## Problem details
Reproduce every record below exactly as it appears.

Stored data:
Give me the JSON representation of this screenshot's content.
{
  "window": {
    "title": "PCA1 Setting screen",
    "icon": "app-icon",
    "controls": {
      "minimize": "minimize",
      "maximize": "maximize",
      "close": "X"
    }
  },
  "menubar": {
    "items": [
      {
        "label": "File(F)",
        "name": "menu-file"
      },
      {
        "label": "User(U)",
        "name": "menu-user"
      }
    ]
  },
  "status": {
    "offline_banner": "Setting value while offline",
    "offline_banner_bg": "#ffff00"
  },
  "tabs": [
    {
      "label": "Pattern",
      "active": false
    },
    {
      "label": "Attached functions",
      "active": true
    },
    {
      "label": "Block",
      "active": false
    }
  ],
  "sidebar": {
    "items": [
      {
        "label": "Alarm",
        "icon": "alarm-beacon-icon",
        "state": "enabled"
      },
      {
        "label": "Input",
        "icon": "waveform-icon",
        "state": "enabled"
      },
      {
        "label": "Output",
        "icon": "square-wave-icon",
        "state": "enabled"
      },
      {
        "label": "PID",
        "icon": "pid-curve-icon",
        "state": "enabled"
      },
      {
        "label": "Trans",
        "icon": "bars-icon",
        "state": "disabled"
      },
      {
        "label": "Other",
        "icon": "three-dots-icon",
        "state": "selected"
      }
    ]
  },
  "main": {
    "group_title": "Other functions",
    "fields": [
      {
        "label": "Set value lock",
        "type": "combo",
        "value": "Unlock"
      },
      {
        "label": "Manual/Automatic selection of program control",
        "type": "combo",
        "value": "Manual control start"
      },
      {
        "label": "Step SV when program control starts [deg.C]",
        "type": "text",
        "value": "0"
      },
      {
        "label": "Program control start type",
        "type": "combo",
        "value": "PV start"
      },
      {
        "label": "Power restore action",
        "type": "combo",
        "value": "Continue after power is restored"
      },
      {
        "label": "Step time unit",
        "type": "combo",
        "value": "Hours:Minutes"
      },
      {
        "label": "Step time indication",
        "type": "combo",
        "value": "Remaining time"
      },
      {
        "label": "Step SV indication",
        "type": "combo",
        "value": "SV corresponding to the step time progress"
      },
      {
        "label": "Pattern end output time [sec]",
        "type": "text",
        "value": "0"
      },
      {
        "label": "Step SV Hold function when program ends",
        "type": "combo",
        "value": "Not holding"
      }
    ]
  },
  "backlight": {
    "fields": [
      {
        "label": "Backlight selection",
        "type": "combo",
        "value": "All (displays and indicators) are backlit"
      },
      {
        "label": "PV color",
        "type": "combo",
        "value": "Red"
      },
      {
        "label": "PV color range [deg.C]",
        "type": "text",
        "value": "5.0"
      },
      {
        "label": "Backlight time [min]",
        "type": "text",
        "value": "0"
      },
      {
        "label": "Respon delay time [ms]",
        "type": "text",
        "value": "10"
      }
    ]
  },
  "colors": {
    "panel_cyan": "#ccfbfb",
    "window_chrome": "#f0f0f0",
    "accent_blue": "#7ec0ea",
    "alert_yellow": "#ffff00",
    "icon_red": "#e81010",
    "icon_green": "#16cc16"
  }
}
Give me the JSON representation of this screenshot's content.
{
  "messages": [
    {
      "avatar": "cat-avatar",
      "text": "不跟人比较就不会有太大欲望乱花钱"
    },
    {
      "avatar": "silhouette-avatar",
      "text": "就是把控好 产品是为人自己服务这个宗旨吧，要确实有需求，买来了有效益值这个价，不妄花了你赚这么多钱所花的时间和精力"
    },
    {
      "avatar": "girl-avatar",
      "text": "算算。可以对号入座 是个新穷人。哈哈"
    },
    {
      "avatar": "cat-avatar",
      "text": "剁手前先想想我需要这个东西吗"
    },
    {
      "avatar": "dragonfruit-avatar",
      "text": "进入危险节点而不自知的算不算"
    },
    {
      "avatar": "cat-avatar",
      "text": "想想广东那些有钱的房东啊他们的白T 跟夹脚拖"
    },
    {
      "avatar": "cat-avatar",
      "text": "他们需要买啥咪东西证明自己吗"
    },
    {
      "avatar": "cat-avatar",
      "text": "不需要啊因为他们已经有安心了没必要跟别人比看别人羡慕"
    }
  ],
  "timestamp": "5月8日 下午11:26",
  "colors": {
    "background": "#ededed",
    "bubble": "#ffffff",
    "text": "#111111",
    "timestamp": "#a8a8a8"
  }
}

## Answer for this exercise
Give me the JSON representation of this screenshot's content.
{
  "window": {
    "title": "PCA1 Setting screen",
    "icon": "app-icon",
    "controls": {
      "minimize": "minimize",
      "maximize": "maximize",
      "close": "X"
    }
  },
  "menubar": {
    "items": [
      {
        "label": "File(F)",
        "name": "menu-file"
      },
      {
        "label": "User(U)",
        "name": "menu-user"
      }
    ]
  },
  "status": {
    "offline_banner": "Setting value while offline",
    "offline_banner_bg": "#ffff00"
  },
  "tabs": [
    {
      "label": "Pattern",
      "active": false
    },
    {
      "label": "Attached functions",
      "active": true
    },
    {
      "label": "Block",
      "active": false
    }
  ],
  "sidebar": {
    "items": [
      {
        "label": "Alarm",
        "icon": "alarm-beacon-icon",
        "state": "enabled"
      },
      {
        "label": "Input",
        "icon": "waveform-icon",
        "state": "enabled"
      },
      {
        "label": "Output",
        "icon": "square-wave-icon",
        "state": "enabled"
      },
      {
        "label": "PID",
        "icon": "pid-curve-icon",
        "state": "enabled"
      },
      {
        "label": "Trans",
        "icon": "bars-icon",
        "state": "disabled"
      },
      {
        "label": "Other",
        "icon": "three-dots-icon",
        "state": "selected"
      }
    ]
  },
  "main": {
    "group_title": "Other functions",
    "fields": [
      {
        "label": "Set value lock",
        "type": "combo",
        "value": "Unlock"
      },
      {
        "label": "Manual/Automatic selection of program control",
        "type": "combo",
        "value": "Manual control start"
      },
      {
        "label": "Step SV when program control starts [deg.C]",
        "type": "text",
        "value": "0"
      },
      {
        "label": "Program control start type",
        "type": "combo",
        "value": "PV start"
      },
      {
        "label": "Power restore action",
        "type": "combo",
        "value": "Continue after power is restored"
      },
      {
        "label": "Step time unit",
        "type": "combo",
        "value": "Hours:Minutes"
      },
      {
        "label": "Step time indication",
        "type": "combo",
        "value": "Remaining time"
      },
      {
        "label": "Step SV indication",
        "type": "combo",
        "value": "SV corresponding to the step time progress"
      },
      {
        "label": "Pattern end output time [sec]",
        "type": "text",
        "value": "0"
      },
      {
        "label": "Step SV Hold function when program ends",
        "type": "combo",
        "value": "Not holding"
      }
    ]
  },
  "backlight": {
    "fields": [
      {
        "label": "Backlight selection",
        "type": "combo",
        "value": "All (displays and indicators) are backlit"
      },
      {
        "label": "PV color",
        "type": "combo",
        "value": "Red"
      },
      {
        "label": "PV color range [deg.C]",
        "type": "text",
        "value": "5.0"
      },
      {
        "label": "Backlight time [min]",
        "type": "text",
        "value": "0"
      },
      {
        "label": "Respon delay time [ms]",
        "type": "text",
        "value": "10"
      }
    ]
  },
  "colors": {
    "panel_cyan": "#ccfbfb",
    "window_chrome": "#f0f0f0",
    "accent_blue": "#7ec0ea",
    "alert_yellow": "#ffff00",
    "icon_red": "#e81010",
    "icon_green": "#16cc16"
  }
}
Give me the JSON representation of this screenshot's content.
{
  "messages": [
    {
      "avatar": "cat-avatar",
      "text": "不跟人比较就不会有太大欲望乱花钱"
    },
    {
      "avatar": "silhouette-avatar",
      "text": "就是把控好 产品是为人自己服务这个宗旨吧，要确实有需求，买来了有效益值这个价，不妄花了你赚这么多钱所花的时间和精力"
    },
    {
      "avatar": "girl-avatar",
      "text": "算算。可以对号入座 是个新穷人。哈哈"
    },
    {
      "avatar": "cat-avatar",
      "text": "剁手前先想想我需要这个东西吗"
    },
    {
      "avatar": "dragonfruit-avatar",
      "text": "进入危险节点而不自知的算不算"
    },
    {
      "avatar": "cat-avatar",
      "text": "想想广东那些有钱的房东啊他们的白T 跟夹脚拖"
    },
    {
      "avatar": "cat-avatar",
      "text": "他们需要买啥咪东西证明自己吗"
    },
    {
      "avatar": "cat-avatar",
      "text": "不需要啊因为他们已经有安心了没必要跟别人比看别人羡慕"
    }
  ],
  "timestamp": "5月8日 下午11:26",
  "colors": {
    "background": "#ededed",
    "bubble": "#ffffff",
    "text": "#111111",
    "timestamp": "#a8a8a8"
  }
}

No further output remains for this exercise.